**Objective**.
Reproduce every record exactly as it appears, but not the pictures.
══════════════════════════════
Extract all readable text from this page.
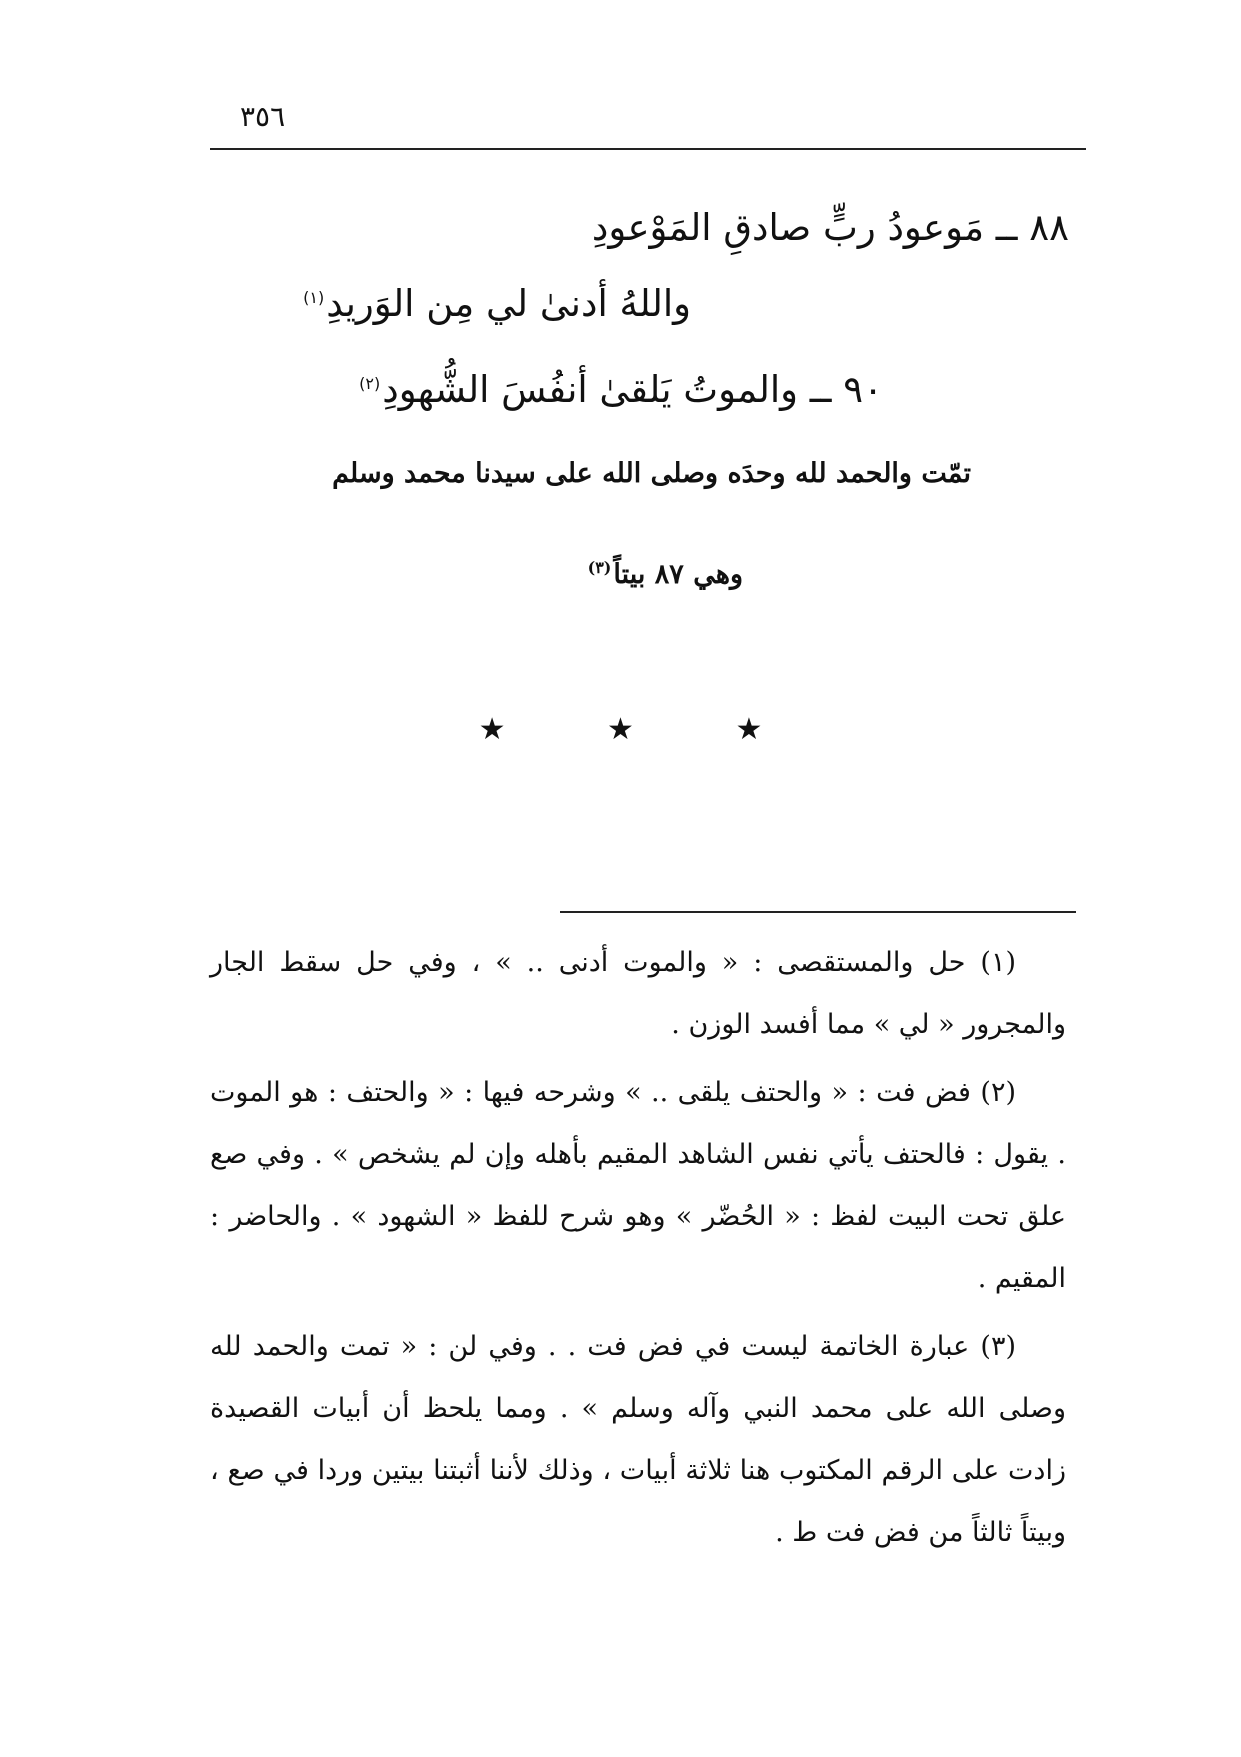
٣٥٦
٨٨ ــ مَوعودُ ربٍّ صادقِ المَوْعودِ
واللهُ أدنىٰ لي مِن الوَريدِ$^{(١)}$
٩٠ ــ والموتُ يَلقىٰ أنفُسَ الشُّهودِ$^{(٢)}$
تمّت والحمد لله وحدَه وصلى الله على سيدنا محمد وسلم
وهي ٨٧ بيتاً$^{(٣)}$
★ ★ ★

(١) حل والمستقصى : « والموت أدنى .. » ، وفي حل سقط الجار والمجرور « لي » مما أفسد الوزن .

(٢) فض فت : « والحتف يلقى .. » وشرحه فيها : « والحتف : هو الموت . يقول : فالحتف يأتي نفس الشاهد المقيم بأهله وإن لم يشخص » . وفي صع علق تحت البيت لفظ : « الحُضّر » وهو شرح للفظ « الشهود » . والحاضر : المقيم .

(٣) عبارة الخاتمة ليست في فض فت . . وفي لن : « تمت والحمد لله وصلى الله على محمد النبي وآله وسلم » . ومما يلحظ أن أبيات القصيدة زادت على الرقم المكتوب هنا ثلاثة أبيات ، وذلك لأننا أثبتنا بيتين وردا في صع ، وبيتاً ثالثاً من فض فت ط .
══════════════════════════════
**Solution to the exercise**.
Extract all readable text from this page.
٣٥٦
٨٨ ــ مَوعودُ ربٍّ صادقِ المَوْعودِ
واللهُ أدنىٰ لي مِن الوَريدِ$^{(١)}$
٩٠ ــ والموتُ يَلقىٰ أنفُسَ الشُّهودِ$^{(٢)}$
تمّت والحمد لله وحدَه وصلى الله على سيدنا محمد وسلم
وهي ٨٧ بيتاً$^{(٣)}$
★ ★ ★

(١) حل والمستقصى : « والموت أدنى .. » ، وفي حل سقط الجار والمجرور « لي » مما أفسد الوزن .

(٢) فض فت : « والحتف يلقى .. » وشرحه فيها : « والحتف : هو الموت . يقول : فالحتف يأتي نفس الشاهد المقيم بأهله وإن لم يشخص » . وفي صع علق تحت البيت لفظ : « الحُضّر » وهو شرح للفظ « الشهود » . والحاضر : المقيم .

(٣) عبارة الخاتمة ليست في فض فت . . وفي لن : « تمت والحمد لله وصلى الله على محمد النبي وآله وسلم » . ومما يلحظ أن أبيات القصيدة زادت على الرقم المكتوب هنا ثلاثة أبيات ، وذلك لأننا أثبتنا بيتين وردا في صع ، وبيتاً ثالثاً من فض فت ط .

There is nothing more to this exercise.